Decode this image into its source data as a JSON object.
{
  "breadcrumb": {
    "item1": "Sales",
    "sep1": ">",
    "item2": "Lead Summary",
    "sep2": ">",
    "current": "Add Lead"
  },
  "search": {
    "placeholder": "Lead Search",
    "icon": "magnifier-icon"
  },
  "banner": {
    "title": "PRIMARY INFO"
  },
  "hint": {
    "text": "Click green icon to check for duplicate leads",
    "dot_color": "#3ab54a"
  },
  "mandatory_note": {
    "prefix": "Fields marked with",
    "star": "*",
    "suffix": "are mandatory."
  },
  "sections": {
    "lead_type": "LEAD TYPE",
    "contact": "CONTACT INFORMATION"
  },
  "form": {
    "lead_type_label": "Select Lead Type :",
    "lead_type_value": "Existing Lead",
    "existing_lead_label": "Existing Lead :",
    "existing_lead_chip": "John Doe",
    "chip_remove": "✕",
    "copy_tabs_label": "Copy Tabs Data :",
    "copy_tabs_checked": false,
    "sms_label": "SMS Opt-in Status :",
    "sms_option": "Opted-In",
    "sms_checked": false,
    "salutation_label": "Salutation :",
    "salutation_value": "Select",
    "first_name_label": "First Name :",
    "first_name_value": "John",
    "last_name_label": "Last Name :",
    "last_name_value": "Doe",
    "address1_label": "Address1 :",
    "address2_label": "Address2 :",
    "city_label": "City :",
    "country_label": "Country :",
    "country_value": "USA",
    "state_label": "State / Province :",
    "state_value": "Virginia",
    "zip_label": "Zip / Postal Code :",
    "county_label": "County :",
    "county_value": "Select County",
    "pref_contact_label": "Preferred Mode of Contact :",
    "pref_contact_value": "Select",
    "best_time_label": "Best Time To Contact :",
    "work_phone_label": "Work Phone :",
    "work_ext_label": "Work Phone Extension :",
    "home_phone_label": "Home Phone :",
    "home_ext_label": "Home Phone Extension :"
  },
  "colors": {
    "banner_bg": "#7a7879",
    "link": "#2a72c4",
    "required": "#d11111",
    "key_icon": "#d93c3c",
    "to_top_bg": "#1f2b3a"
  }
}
------------------------------------------------
▸ Aim of the exercise: Retype all the records, matching them exactly.

▸ Result of the task:
Decode this image into its source data as a JSON object.
{
  "breadcrumb": {
    "item1": "Sales",
    "sep1": ">",
    "item2": "Lead Summary",
    "sep2": ">",
    "current": "Add Lead"
  },
  "search": {
    "placeholder": "Lead Search",
    "icon": "magnifier-icon"
  },
  "banner": {
    "title": "PRIMARY INFO"
  },
  "hint": {
    "text": "Click green icon to check for duplicate leads",
    "dot_color": "#3ab54a"
  },
  "mandatory_note": {
    "prefix": "Fields marked with",
    "star": "*",
    "suffix": "are mandatory."
  },
  "sections": {
    "lead_type": "LEAD TYPE",
    "contact": "CONTACT INFORMATION"
  },
  "form": {
    "lead_type_label": "Select Lead Type :",
    "lead_type_value": "Existing Lead",
    "existing_lead_label": "Existing Lead :",
    "existing_lead_chip": "John Doe",
    "chip_remove": "✕",
    "copy_tabs_label": "Copy Tabs Data :",
    "copy_tabs_checked": false,
    "sms_label": "SMS Opt-in Status :",
    "sms_option": "Opted-In",
    "sms_checked": false,
    "salutation_label": "Salutation :",
    "salutation_value": "Select",
    "first_name_label": "First Name :",
    "first_name_value": "John",
    "last_name_label": "Last Name :",
    "last_name_value": "Doe",
    "address1_label": "Address1 :",
    "address2_label": "Address2 :",
    "city_label": "City :",
    "country_label": "Country :",
    "country_value": "USA",
    "state_label": "State / Province :",
    "state_value": "Virginia",
    "zip_label": "Zip / Postal Code :",
    "county_label": "County :",
    "county_value": "Select County",
    "pref_contact_label": "Preferred Mode of Contact :",
    "pref_contact_value": "Select",
    "best_time_label": "Best Time To Contact :",
    "work_phone_label": "Work Phone :",
    "work_ext_label": "Work Phone Extension :",
    "home_phone_label": "Home Phone :",
    "home_ext_label": "Home Phone Extension :"
  },
  "colors": {
    "banner_bg": "#7a7879",
    "link": "#2a72c4",
    "required": "#d11111",
    "key_icon": "#d93c3c",
    "to_top_bg": "#1f2b3a"
  }
}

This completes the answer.